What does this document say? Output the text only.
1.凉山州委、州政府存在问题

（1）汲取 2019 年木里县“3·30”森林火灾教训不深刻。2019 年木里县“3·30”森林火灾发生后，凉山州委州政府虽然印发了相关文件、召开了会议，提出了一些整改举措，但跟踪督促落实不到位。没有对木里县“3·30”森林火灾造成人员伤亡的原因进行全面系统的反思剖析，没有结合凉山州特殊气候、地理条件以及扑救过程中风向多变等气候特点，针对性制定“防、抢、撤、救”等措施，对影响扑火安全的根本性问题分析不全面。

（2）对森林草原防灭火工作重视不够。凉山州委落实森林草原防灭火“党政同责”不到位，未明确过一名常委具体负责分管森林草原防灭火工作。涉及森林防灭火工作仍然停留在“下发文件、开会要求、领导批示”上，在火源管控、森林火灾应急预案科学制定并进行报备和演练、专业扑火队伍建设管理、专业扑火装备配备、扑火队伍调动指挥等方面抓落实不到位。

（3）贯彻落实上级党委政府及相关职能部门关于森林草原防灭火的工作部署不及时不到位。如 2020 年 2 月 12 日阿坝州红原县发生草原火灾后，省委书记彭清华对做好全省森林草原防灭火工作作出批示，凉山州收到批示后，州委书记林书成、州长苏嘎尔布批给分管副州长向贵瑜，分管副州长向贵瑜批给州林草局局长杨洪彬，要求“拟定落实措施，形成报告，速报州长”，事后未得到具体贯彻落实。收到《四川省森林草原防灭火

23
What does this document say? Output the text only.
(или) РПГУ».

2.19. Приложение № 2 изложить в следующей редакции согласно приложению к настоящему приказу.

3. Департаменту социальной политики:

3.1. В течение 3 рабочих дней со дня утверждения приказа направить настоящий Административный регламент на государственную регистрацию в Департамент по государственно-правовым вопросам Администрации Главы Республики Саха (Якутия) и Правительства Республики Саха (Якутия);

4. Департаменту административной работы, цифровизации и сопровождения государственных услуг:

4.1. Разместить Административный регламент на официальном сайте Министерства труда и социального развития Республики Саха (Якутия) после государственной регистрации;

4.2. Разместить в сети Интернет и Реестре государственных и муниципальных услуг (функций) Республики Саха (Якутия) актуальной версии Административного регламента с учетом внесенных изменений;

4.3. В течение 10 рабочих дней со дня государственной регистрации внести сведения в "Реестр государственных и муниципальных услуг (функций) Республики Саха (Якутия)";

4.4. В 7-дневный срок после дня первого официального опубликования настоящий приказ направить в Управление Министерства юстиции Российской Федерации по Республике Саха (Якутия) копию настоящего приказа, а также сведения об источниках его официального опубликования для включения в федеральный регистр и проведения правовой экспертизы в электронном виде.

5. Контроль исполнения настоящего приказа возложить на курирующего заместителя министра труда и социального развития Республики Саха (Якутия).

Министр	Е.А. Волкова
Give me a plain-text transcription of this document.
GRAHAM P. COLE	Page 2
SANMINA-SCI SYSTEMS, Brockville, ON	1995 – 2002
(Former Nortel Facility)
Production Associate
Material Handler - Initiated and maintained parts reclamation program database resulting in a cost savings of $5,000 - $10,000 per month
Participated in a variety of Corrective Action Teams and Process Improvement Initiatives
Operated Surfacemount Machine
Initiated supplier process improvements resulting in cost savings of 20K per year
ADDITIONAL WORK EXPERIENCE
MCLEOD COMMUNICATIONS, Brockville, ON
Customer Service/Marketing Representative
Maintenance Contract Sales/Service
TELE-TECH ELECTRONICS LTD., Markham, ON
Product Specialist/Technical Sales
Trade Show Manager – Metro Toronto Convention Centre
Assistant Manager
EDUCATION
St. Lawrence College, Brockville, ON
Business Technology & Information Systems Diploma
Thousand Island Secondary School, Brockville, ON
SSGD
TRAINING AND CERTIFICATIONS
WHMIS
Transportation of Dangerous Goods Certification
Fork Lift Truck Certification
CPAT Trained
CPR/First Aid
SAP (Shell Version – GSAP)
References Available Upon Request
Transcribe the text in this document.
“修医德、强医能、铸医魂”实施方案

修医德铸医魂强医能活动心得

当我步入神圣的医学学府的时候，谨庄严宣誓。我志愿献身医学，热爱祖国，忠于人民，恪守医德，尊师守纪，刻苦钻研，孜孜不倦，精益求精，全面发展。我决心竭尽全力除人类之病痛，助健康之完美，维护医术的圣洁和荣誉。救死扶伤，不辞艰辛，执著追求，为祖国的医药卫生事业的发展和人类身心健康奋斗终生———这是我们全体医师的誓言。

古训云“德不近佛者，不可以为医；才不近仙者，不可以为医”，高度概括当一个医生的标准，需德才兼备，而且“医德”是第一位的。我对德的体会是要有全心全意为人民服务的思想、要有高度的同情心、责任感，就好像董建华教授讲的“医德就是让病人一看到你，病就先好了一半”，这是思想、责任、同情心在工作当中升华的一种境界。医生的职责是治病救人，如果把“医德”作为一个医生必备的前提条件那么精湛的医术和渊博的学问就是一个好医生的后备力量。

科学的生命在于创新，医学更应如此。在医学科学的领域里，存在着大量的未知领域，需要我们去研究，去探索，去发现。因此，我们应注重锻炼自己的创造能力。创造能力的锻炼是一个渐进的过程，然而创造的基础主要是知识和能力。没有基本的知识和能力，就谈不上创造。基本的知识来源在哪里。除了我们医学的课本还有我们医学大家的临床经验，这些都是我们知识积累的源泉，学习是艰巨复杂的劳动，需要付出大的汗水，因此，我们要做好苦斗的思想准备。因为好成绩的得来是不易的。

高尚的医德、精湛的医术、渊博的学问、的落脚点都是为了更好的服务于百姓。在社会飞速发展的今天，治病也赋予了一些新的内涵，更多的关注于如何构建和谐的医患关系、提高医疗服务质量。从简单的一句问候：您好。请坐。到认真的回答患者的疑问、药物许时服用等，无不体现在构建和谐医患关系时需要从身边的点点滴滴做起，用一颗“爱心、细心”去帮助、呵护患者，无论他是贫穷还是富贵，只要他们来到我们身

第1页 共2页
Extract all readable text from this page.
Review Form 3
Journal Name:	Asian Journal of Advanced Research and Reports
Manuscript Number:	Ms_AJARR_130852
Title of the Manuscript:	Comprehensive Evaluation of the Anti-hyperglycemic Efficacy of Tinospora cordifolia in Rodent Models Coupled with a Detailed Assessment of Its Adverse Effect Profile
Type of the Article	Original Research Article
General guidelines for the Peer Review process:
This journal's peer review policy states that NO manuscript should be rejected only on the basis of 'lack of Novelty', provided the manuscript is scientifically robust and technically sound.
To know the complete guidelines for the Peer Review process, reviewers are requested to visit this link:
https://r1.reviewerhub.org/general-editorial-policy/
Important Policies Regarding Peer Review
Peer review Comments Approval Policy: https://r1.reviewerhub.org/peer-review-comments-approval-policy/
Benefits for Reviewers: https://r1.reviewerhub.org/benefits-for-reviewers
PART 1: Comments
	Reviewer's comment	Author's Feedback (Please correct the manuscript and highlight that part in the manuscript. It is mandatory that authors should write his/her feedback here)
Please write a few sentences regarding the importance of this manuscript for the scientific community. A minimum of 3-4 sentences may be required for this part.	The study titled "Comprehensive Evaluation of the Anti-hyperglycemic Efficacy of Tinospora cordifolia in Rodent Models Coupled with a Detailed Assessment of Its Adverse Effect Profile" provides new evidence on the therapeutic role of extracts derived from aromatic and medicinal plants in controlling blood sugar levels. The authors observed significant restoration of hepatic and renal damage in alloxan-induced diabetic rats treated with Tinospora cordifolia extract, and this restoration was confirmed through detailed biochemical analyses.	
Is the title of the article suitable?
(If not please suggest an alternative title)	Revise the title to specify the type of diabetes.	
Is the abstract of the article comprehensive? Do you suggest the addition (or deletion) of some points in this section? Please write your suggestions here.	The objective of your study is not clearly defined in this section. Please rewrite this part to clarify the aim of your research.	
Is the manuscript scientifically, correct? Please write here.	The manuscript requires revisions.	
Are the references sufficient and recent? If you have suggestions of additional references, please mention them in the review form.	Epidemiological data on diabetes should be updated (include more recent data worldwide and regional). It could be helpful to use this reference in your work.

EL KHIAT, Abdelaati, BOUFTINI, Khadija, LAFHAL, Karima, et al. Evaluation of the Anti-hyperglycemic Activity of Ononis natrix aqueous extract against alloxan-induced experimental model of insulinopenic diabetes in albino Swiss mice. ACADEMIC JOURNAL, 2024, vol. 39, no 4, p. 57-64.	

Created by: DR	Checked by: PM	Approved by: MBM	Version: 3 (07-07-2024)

### SHORT PROBLEM:
Write out every line of the listing that holds the word "savings".

### THE RESULT:
Material Handler - Initiated and maintained parts reclamation program database resulting in a cost savings of $5,000 - $10,000 per month
Initiated supplier process improvements resulting in cost savings of 20K per year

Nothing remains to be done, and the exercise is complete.